Task instructions
Pull out each line of the listing below that contains the string "legend".

Listing
----------------------------------------
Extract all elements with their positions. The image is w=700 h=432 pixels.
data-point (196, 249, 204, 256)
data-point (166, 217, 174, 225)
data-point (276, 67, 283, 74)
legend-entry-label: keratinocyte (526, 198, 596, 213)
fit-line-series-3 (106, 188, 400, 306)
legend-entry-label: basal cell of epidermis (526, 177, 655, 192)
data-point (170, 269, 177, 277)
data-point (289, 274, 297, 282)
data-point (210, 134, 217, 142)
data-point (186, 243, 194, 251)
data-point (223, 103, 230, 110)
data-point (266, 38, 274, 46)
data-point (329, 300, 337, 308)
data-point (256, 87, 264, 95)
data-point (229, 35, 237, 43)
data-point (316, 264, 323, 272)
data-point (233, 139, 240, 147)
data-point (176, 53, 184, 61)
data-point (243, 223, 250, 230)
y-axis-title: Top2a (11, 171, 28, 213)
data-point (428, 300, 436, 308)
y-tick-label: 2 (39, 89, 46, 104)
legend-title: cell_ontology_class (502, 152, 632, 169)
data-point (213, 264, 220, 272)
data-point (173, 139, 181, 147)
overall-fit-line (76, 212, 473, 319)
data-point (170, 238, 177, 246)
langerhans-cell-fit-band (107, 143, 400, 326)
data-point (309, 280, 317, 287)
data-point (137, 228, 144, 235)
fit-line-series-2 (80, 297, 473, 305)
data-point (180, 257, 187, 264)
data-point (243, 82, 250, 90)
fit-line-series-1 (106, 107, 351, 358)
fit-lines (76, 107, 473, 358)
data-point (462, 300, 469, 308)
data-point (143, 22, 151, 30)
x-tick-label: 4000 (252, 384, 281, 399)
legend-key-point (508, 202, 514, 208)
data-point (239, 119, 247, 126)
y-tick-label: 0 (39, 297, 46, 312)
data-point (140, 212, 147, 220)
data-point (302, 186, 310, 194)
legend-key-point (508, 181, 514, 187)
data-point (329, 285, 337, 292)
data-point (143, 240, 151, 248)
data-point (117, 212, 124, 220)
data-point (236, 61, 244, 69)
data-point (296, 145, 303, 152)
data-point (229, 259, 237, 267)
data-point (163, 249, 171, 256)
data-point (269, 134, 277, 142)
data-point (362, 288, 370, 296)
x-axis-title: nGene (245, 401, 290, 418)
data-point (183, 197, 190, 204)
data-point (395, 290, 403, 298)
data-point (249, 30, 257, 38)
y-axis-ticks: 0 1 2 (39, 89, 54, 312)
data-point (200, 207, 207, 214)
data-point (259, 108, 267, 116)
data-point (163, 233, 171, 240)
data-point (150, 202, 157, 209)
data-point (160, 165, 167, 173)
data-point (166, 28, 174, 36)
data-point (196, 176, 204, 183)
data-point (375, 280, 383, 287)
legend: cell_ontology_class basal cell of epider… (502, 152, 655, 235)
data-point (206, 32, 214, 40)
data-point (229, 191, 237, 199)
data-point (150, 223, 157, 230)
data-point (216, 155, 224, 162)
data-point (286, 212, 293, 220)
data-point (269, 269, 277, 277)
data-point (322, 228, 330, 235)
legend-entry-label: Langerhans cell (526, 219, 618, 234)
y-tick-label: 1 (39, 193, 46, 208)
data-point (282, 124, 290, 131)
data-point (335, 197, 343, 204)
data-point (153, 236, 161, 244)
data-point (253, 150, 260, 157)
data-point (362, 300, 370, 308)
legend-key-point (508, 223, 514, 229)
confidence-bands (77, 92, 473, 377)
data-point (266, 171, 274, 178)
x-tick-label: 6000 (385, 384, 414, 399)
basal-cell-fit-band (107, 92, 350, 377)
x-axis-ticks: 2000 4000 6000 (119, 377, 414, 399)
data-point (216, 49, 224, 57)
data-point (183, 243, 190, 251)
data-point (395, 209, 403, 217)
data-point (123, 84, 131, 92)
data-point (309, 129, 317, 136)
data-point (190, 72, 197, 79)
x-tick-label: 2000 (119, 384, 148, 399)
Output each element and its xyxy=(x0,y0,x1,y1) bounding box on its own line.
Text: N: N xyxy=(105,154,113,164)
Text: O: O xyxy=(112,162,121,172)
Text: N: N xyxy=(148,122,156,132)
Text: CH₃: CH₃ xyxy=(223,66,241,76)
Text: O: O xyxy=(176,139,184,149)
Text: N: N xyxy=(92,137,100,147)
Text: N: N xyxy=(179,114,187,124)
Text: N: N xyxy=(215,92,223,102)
----------------------------------------
Answer to this exercise
legend-entry-label: keratinocyte (526, 198, 596, 213)
legend-entry-label: basal cell of epidermis (526, 177, 655, 192)
legend-title: cell_ontology_class (502, 152, 632, 169)
legend-key-point (508, 202, 514, 208)
legend-key-point (508, 181, 514, 187)
legend: cell_ontology_class basal cell of epider… (502, 152, 655, 235)
legend-entry-label: Langerhans cell (526, 219, 618, 234)
legend-key-point (508, 223, 514, 229)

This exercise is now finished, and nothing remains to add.